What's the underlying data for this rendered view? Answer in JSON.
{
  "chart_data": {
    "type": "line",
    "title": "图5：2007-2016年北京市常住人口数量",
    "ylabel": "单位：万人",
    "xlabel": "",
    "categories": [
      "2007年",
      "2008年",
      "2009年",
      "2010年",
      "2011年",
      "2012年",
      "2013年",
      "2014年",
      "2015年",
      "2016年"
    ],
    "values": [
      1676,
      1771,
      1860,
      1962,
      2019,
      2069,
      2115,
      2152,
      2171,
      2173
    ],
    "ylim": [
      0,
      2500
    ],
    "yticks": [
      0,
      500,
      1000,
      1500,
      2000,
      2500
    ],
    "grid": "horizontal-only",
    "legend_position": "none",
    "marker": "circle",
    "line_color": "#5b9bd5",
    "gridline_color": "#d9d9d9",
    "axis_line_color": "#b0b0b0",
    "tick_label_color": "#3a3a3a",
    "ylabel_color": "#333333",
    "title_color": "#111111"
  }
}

•••

__YOUR GOAL__: Set down the listing above in full, please, exactly as it appears.

__COMPLETE ANSWER__:
What's the underlying data for this rendered view? Answer in JSON.
{
  "chart_data": {
    "type": "line",
    "title": "图5：2007-2016年北京市常住人口数量",
    "ylabel": "单位：万人",
    "xlabel": "",
    "categories": [
      "2007年",
      "2008年",
      "2009年",
      "2010年",
      "2011年",
      "2012年",
      "2013年",
      "2014年",
      "2015年",
      "2016年"
    ],
    "values": [
      1676,
      1771,
      1860,
      1962,
      2019,
      2069,
      2115,
      2152,
      2171,
      2173
    ],
    "ylim": [
      0,
      2500
    ],
    "yticks": [
      0,
      500,
      1000,
      1500,
      2000,
      2500
    ],
    "grid": "horizontal-only",
    "legend_position": "none",
    "marker": "circle",
    "line_color": "#5b9bd5",
    "gridline_color": "#d9d9d9",
    "axis_line_color": "#b0b0b0",
    "tick_label_color": "#3a3a3a",
    "ylabel_color": "#333333",
    "title_color": "#111111"
  }
}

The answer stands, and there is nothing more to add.